REQUEST: Lines containing the word "grid" are the ones to copy from the records below.
=-=-=
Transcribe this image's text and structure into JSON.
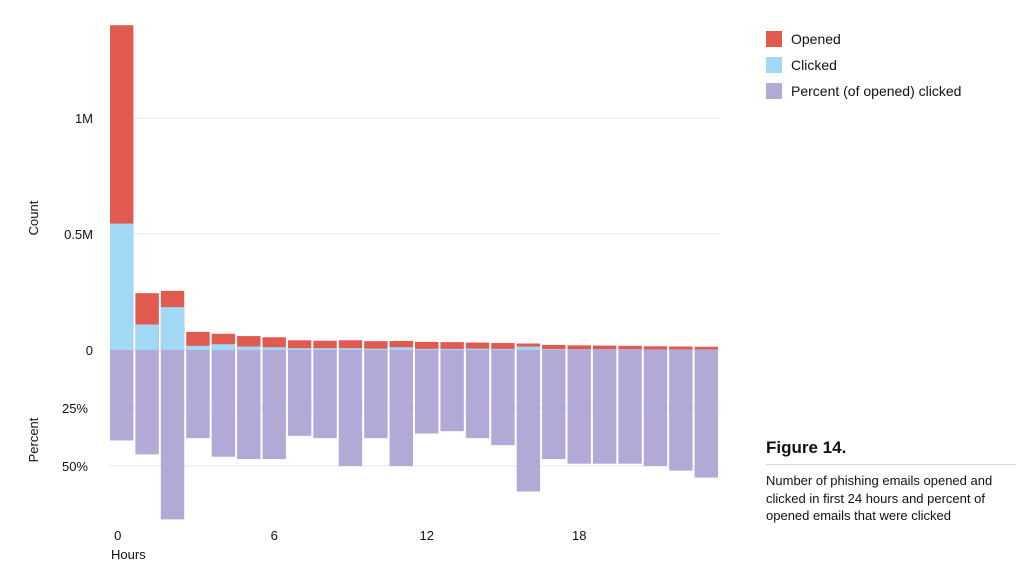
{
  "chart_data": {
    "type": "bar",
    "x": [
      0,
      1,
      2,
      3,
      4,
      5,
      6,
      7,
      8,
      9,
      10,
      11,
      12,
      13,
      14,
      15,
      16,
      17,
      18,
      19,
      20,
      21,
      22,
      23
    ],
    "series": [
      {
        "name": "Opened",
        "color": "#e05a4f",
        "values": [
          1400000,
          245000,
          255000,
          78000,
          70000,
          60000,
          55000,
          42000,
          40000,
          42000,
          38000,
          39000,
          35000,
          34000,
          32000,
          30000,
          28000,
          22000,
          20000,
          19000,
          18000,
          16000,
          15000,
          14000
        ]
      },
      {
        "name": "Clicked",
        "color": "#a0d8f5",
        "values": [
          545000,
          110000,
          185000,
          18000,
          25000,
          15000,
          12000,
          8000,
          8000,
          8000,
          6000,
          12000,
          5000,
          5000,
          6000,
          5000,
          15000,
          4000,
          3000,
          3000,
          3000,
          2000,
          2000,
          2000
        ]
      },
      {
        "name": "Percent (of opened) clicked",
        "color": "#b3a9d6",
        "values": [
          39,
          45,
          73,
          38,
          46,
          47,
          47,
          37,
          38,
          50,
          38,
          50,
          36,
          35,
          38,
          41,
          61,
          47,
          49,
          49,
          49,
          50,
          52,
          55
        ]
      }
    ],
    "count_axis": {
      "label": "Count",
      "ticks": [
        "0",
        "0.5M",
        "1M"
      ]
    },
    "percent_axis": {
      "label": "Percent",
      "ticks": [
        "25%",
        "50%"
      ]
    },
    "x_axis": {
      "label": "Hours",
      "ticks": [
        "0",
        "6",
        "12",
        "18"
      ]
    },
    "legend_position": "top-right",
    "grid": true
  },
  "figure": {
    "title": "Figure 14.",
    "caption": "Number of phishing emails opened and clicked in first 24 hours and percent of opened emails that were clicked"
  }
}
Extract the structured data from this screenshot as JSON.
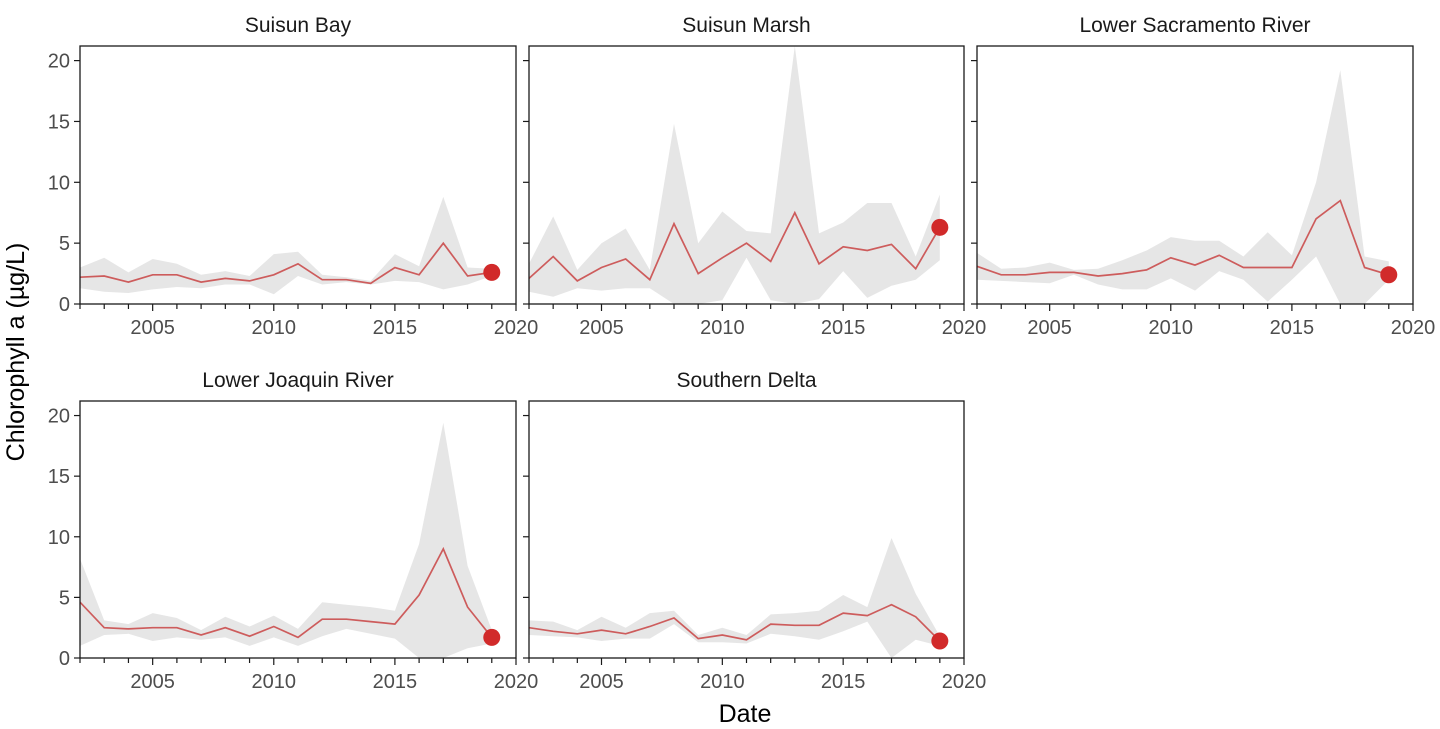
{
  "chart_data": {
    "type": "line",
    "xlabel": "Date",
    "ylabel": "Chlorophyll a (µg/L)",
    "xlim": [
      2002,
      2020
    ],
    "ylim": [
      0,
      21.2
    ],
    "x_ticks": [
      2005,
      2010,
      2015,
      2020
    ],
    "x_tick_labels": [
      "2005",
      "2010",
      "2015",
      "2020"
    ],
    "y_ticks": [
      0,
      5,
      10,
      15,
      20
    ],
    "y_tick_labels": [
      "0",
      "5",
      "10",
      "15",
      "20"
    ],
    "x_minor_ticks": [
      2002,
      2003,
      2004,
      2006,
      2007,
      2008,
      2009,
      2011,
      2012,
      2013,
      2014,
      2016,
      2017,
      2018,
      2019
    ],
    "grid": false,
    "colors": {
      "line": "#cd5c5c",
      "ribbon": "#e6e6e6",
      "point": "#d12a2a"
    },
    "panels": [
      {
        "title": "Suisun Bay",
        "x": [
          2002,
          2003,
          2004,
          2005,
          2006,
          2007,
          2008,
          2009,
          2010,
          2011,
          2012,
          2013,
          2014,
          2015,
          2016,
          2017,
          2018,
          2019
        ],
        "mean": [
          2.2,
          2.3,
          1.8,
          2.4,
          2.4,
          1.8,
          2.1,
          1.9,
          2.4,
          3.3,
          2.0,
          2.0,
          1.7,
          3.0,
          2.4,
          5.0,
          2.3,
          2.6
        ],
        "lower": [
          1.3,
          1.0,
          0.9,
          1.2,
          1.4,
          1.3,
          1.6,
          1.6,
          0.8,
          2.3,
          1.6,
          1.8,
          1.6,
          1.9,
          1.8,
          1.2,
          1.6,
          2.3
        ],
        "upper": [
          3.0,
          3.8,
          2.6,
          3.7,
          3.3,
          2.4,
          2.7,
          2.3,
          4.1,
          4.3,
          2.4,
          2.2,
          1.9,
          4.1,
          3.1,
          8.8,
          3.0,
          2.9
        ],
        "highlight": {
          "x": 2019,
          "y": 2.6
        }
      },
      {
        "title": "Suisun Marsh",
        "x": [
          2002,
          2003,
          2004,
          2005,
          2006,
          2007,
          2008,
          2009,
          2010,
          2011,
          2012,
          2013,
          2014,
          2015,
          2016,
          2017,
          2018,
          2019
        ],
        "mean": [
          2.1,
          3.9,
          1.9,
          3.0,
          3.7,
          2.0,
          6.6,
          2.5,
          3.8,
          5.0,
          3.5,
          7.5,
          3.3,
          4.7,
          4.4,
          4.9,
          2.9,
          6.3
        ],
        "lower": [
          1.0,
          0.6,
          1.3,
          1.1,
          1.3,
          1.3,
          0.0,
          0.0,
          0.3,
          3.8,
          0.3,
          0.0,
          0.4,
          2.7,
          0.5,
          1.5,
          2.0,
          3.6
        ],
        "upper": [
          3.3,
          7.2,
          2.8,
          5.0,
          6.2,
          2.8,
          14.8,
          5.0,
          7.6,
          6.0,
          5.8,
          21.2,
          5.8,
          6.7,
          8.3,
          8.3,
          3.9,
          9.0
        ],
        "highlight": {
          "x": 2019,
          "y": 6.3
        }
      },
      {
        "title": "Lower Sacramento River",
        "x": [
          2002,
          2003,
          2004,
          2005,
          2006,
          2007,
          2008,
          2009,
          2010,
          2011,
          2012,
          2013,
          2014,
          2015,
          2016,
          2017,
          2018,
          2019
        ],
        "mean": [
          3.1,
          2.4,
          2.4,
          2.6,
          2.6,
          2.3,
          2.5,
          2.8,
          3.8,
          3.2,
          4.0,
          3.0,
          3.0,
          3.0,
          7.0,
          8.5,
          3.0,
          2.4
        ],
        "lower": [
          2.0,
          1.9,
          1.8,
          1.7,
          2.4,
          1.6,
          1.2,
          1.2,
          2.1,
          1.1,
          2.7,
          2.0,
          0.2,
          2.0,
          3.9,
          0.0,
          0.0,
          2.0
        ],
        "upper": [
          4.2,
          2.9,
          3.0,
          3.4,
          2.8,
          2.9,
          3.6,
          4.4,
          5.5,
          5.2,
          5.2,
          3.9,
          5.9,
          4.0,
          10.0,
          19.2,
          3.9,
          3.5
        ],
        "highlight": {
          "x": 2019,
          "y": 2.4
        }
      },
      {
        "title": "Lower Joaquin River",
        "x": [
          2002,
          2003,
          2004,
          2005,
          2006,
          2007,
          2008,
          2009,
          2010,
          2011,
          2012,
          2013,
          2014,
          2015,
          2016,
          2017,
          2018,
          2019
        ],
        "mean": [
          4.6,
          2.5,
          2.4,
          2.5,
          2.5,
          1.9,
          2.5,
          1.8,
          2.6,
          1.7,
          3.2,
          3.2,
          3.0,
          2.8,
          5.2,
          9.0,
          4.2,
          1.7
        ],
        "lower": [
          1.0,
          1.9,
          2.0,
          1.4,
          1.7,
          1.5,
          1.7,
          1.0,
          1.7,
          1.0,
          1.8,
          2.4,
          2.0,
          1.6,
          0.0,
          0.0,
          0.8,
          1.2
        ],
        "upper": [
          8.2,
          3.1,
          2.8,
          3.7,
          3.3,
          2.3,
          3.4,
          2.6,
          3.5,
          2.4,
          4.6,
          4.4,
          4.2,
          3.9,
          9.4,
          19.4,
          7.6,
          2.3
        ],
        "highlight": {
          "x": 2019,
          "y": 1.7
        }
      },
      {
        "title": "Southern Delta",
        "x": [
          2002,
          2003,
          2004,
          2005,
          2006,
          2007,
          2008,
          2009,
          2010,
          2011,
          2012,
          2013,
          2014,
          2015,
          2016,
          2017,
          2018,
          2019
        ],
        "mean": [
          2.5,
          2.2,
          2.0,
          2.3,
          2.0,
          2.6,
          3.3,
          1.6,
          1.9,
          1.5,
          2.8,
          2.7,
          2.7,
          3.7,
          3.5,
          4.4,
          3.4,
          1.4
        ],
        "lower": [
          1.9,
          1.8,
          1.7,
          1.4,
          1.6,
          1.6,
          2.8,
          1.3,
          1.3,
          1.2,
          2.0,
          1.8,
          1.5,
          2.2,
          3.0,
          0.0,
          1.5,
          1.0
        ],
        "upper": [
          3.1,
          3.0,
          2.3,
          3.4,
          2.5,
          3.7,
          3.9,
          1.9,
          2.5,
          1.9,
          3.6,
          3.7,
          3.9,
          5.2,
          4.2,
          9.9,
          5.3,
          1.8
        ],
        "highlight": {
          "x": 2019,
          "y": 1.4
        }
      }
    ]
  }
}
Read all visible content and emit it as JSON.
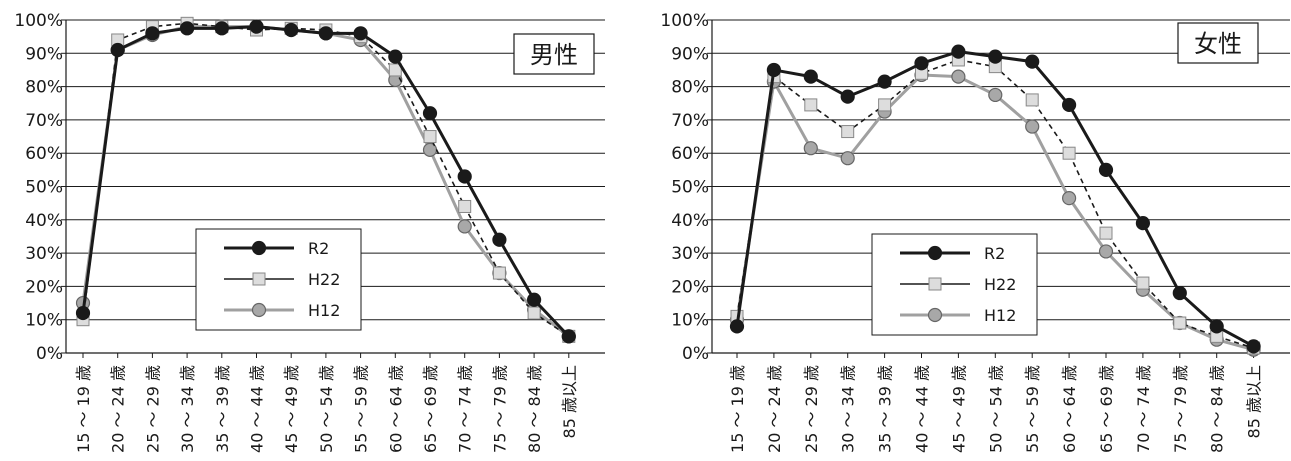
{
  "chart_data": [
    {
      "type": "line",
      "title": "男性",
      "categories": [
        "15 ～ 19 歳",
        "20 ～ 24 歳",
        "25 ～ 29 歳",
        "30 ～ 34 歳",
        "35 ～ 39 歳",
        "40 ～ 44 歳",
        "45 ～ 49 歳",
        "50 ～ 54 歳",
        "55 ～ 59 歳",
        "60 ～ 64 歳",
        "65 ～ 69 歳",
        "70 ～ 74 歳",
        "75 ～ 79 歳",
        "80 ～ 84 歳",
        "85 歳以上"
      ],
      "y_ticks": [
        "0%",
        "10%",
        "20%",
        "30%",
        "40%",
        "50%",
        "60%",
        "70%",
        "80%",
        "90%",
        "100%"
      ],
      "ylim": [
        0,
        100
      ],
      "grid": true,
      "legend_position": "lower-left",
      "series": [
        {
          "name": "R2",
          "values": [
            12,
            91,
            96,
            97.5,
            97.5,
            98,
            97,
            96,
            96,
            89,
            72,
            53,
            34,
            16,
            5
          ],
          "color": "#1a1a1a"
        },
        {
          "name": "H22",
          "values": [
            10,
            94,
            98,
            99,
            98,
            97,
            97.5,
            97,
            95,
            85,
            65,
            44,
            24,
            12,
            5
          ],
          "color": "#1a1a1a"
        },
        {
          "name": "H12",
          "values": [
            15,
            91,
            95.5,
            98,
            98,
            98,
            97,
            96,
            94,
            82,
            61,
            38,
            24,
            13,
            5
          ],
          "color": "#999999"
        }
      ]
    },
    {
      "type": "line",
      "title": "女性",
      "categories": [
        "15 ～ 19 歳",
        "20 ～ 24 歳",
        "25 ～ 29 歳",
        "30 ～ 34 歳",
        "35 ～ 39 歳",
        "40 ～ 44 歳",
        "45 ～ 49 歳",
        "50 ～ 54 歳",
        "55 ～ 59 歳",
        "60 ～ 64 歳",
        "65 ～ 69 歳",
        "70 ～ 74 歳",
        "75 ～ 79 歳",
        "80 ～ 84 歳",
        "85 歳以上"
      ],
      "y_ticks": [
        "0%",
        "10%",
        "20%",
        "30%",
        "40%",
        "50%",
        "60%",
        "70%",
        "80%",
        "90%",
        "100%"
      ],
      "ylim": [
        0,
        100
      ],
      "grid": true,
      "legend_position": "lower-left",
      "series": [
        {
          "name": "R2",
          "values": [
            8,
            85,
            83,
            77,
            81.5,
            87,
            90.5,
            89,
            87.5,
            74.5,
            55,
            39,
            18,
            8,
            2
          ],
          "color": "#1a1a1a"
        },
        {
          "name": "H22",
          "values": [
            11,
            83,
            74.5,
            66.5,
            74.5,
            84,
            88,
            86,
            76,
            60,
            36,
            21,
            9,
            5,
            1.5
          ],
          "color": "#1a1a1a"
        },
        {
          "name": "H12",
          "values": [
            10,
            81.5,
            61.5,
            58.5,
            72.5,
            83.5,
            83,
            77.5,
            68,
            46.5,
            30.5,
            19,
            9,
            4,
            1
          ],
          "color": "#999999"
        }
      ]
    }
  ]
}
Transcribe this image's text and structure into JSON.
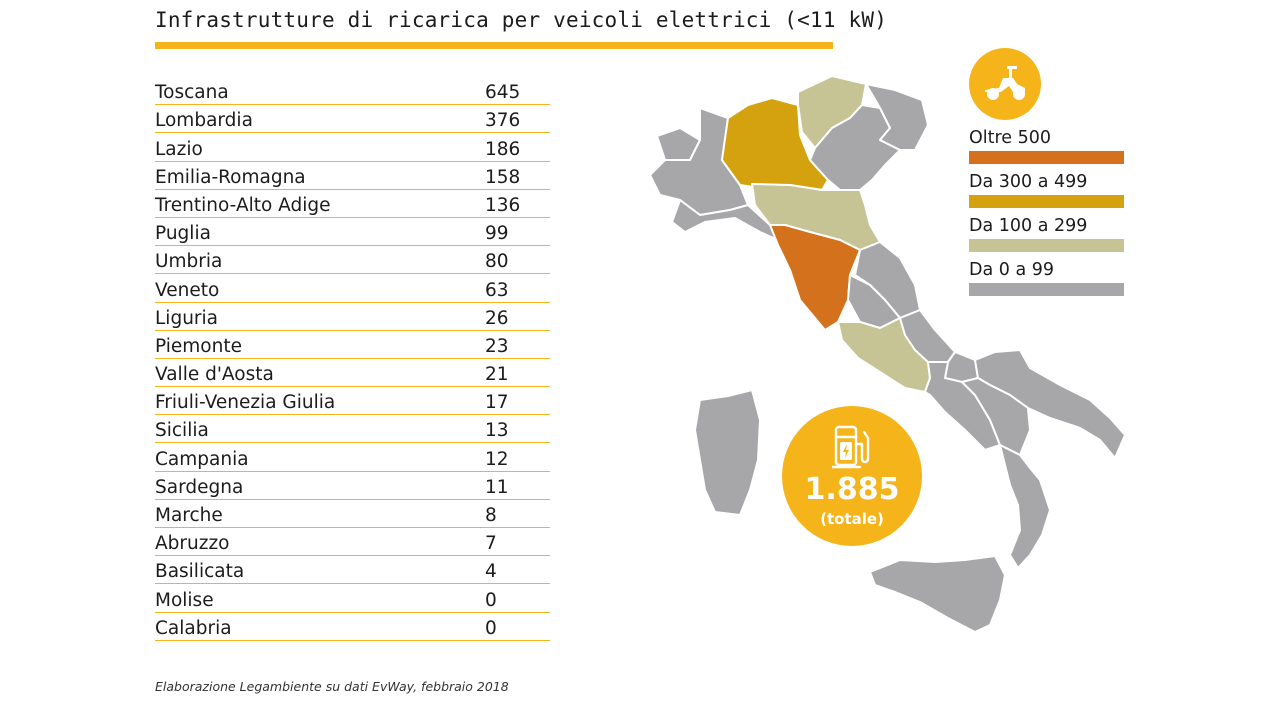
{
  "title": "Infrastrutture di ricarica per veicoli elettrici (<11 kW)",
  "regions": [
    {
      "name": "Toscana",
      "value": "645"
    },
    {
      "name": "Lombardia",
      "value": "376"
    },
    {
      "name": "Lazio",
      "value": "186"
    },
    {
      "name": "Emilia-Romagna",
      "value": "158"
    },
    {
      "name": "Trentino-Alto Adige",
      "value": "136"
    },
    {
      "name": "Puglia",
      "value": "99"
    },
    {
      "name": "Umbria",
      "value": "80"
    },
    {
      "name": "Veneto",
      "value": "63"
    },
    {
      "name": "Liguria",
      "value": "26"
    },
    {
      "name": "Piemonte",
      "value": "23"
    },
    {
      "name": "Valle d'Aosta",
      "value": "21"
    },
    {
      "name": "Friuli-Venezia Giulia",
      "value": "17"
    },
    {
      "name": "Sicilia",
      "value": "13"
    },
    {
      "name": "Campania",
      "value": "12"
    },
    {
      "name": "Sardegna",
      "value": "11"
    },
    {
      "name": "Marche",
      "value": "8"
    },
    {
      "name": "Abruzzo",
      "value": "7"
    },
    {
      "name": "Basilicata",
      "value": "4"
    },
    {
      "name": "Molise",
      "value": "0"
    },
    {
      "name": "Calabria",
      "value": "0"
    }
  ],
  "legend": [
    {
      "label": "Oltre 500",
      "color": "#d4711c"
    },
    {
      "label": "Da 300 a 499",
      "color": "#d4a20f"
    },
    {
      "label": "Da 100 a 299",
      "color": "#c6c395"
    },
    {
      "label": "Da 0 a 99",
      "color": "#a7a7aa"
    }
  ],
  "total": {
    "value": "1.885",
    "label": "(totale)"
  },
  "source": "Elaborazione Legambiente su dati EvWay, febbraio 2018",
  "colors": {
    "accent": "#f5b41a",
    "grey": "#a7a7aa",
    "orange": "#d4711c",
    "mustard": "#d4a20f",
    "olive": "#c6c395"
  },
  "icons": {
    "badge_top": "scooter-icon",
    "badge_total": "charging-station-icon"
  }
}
=-=-=
RESULT OF THIS EXERCISE:
    "grid": true
    "grid": false,
      "grid": true,
      "grid": true,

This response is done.